● Requirements: Transcribe the records in full, keeping every character as it is.

● Record list:
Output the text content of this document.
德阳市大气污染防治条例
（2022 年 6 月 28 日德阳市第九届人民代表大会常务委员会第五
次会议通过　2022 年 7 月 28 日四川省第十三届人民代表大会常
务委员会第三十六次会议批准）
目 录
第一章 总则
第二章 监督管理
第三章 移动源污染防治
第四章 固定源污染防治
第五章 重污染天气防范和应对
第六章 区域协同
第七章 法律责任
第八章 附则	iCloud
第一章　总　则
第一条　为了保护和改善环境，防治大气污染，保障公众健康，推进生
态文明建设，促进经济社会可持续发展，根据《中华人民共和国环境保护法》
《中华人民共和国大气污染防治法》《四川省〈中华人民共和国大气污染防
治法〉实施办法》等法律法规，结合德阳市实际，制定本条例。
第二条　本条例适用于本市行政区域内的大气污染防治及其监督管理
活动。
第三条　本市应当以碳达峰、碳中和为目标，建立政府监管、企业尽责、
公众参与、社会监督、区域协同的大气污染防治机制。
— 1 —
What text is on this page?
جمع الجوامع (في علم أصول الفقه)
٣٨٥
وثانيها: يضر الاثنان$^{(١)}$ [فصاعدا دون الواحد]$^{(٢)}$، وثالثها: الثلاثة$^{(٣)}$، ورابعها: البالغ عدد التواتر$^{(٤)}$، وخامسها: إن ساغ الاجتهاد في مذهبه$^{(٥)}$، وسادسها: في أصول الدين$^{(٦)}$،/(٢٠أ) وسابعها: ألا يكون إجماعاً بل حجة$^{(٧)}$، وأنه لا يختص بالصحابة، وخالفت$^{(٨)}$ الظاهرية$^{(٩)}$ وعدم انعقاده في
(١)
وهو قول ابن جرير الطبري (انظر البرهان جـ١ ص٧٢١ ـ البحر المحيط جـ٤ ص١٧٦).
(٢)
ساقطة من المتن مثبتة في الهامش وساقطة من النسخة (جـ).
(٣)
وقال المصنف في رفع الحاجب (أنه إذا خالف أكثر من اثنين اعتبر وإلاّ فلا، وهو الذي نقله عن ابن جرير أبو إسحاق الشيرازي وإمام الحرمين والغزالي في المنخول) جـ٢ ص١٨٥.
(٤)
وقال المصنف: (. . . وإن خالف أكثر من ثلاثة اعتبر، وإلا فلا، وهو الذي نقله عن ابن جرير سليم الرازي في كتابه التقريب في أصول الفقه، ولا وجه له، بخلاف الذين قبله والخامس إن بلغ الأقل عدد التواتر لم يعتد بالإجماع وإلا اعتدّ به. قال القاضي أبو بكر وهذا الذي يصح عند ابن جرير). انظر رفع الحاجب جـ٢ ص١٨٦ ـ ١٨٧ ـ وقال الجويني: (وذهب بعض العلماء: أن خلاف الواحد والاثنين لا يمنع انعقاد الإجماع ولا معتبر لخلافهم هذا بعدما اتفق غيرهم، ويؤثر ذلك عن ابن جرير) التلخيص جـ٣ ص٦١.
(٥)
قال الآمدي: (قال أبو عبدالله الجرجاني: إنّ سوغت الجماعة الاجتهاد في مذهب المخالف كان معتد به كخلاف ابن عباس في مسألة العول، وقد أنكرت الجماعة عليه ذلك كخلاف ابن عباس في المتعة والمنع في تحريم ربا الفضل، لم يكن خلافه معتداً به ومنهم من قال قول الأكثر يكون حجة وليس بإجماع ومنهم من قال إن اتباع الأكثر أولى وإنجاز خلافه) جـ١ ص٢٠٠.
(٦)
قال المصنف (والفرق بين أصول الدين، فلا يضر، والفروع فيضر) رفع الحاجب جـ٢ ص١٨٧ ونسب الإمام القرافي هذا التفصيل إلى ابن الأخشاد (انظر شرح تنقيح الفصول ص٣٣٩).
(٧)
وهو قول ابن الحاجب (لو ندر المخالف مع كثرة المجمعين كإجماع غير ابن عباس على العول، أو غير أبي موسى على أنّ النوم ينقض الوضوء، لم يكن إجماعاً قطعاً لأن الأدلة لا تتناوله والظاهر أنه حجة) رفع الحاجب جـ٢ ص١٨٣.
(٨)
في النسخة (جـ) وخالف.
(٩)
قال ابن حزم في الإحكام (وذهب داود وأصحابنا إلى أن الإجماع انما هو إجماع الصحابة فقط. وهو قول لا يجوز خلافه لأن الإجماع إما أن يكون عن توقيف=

● In response:
Output the text content of this document.
德阳市大气污染防治条例
（2022 年 6 月 28 日德阳市第九届人民代表大会常务委员会第五
次会议通过　2022 年 7 月 28 日四川省第十三届人民代表大会常
务委员会第三十六次会议批准）
目 录
第一章 总则
第二章 监督管理
第三章 移动源污染防治
第四章 固定源污染防治
第五章 重污染天气防范和应对
第六章 区域协同
第七章 法律责任
第八章 附则	iCloud
第一章　总　则
第一条　为了保护和改善环境，防治大气污染，保障公众健康，推进生
态文明建设，促进经济社会可持续发展，根据《中华人民共和国环境保护法》
《中华人民共和国大气污染防治法》《四川省〈中华人民共和国大气污染防
治法〉实施办法》等法律法规，结合德阳市实际，制定本条例。
第二条　本条例适用于本市行政区域内的大气污染防治及其监督管理
活动。
第三条　本市应当以碳达峰、碳中和为目标，建立政府监管、企业尽责、
公众参与、社会监督、区域协同的大气污染防治机制。
— 1 —
What text is on this page?
جمع الجوامع (في علم أصول الفقه)
٣٨٥
وثانيها: يضر الاثنان$^{(١)}$ [فصاعدا دون الواحد]$^{(٢)}$، وثالثها: الثلاثة$^{(٣)}$، ورابعها: البالغ عدد التواتر$^{(٤)}$، وخامسها: إن ساغ الاجتهاد في مذهبه$^{(٥)}$، وسادسها: في أصول الدين$^{(٦)}$،/(٢٠أ) وسابعها: ألا يكون إجماعاً بل حجة$^{(٧)}$، وأنه لا يختص بالصحابة، وخالفت$^{(٨)}$ الظاهرية$^{(٩)}$ وعدم انعقاده في
(١)
وهو قول ابن جرير الطبري (انظر البرهان جـ١ ص٧٢١ ـ البحر المحيط جـ٤ ص١٧٦).
(٢)
ساقطة من المتن مثبتة في الهامش وساقطة من النسخة (جـ).
(٣)
وقال المصنف في رفع الحاجب (أنه إذا خالف أكثر من اثنين اعتبر وإلاّ فلا، وهو الذي نقله عن ابن جرير أبو إسحاق الشيرازي وإمام الحرمين والغزالي في المنخول) جـ٢ ص١٨٥.
(٤)
وقال المصنف: (. . . وإن خالف أكثر من ثلاثة اعتبر، وإلا فلا، وهو الذي نقله عن ابن جرير سليم الرازي في كتابه التقريب في أصول الفقه، ولا وجه له، بخلاف الذين قبله والخامس إن بلغ الأقل عدد التواتر لم يعتد بالإجماع وإلا اعتدّ به. قال القاضي أبو بكر وهذا الذي يصح عند ابن جرير). انظر رفع الحاجب جـ٢ ص١٨٦ ـ ١٨٧ ـ وقال الجويني: (وذهب بعض العلماء: أن خلاف الواحد والاثنين لا يمنع انعقاد الإجماع ولا معتبر لخلافهم هذا بعدما اتفق غيرهم، ويؤثر ذلك عن ابن جرير) التلخيص جـ٣ ص٦١.
(٥)
قال الآمدي: (قال أبو عبدالله الجرجاني: إنّ سوغت الجماعة الاجتهاد في مذهب المخالف كان معتد به كخلاف ابن عباس في مسألة العول، وقد أنكرت الجماعة عليه ذلك كخلاف ابن عباس في المتعة والمنع في تحريم ربا الفضل، لم يكن خلافه معتداً به ومنهم من قال قول الأكثر يكون حجة وليس بإجماع ومنهم من قال إن اتباع الأكثر أولى وإنجاز خلافه) جـ١ ص٢٠٠.
(٦)
قال المصنف (والفرق بين أصول الدين، فلا يضر، والفروع فيضر) رفع الحاجب جـ٢ ص١٨٧ ونسب الإمام القرافي هذا التفصيل إلى ابن الأخشاد (انظر شرح تنقيح الفصول ص٣٣٩).
(٧)
وهو قول ابن الحاجب (لو ندر المخالف مع كثرة المجمعين كإجماع غير ابن عباس على العول، أو غير أبي موسى على أنّ النوم ينقض الوضوء، لم يكن إجماعاً قطعاً لأن الأدلة لا تتناوله والظاهر أنه حجة) رفع الحاجب جـ٢ ص١٨٣.
(٨)
في النسخة (جـ) وخالف.
(٩)
قال ابن حزم في الإحكام (وذهب داود وأصحابنا إلى أن الإجماع انما هو إجماع الصحابة فقط. وهو قول لا يجوز خلافه لأن الإجماع إما أن يكون عن توقيف=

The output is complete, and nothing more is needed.